## Task
Find every line in the items below that contains the string "folder" and copy each of those lines.

## Excerpted records

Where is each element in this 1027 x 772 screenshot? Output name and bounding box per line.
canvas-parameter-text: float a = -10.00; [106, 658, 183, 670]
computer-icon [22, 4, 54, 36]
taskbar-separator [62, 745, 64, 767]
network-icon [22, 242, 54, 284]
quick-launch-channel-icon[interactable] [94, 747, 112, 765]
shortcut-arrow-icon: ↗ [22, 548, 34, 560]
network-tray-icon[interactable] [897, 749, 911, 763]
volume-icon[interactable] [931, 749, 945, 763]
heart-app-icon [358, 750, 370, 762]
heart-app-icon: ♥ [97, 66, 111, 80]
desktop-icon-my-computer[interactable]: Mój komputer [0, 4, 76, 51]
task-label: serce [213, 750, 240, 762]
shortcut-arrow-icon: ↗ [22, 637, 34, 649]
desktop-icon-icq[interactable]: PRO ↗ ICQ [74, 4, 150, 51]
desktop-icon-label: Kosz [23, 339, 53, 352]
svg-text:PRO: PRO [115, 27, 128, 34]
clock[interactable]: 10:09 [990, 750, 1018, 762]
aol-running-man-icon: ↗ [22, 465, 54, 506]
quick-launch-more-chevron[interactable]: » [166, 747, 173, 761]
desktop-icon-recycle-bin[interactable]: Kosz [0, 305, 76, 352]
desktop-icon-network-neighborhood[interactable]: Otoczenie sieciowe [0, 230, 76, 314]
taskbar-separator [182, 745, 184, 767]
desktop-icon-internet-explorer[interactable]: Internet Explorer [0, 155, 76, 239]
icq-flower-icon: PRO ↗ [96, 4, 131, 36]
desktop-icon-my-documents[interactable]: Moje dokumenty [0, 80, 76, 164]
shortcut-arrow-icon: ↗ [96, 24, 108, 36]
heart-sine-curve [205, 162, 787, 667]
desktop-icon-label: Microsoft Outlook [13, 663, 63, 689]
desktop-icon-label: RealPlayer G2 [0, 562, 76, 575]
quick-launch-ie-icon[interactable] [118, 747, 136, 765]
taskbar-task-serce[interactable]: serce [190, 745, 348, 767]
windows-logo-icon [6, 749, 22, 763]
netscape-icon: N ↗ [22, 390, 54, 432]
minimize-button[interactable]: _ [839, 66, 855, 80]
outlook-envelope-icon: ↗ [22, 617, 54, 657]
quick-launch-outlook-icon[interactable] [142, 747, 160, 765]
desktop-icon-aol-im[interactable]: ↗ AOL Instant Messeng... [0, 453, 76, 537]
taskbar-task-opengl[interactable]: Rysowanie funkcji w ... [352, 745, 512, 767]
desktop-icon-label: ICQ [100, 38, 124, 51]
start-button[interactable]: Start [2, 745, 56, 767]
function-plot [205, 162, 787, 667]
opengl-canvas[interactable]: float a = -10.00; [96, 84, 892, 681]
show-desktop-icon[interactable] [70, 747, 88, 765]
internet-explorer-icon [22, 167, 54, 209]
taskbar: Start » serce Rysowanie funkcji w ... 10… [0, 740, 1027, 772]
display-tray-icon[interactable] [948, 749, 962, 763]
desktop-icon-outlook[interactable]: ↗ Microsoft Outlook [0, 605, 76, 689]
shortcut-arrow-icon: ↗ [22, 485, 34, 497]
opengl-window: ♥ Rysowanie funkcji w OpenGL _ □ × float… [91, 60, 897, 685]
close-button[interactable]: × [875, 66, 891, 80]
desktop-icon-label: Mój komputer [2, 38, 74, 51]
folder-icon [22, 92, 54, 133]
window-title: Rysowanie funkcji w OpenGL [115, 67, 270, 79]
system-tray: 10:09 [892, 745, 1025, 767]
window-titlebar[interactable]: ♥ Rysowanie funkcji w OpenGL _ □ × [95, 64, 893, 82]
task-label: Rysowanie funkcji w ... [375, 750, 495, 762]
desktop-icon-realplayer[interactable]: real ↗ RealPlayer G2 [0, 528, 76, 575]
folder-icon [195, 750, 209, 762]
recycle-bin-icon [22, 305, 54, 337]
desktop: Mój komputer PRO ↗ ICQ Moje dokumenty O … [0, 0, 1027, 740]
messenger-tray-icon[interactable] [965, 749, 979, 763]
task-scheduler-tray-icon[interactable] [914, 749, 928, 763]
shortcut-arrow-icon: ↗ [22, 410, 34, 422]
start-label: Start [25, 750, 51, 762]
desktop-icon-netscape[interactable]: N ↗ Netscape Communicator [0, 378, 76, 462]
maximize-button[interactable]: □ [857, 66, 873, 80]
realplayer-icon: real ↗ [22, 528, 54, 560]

## Full answer
folder-icon [22, 92, 54, 133]
folder-icon [195, 750, 209, 762]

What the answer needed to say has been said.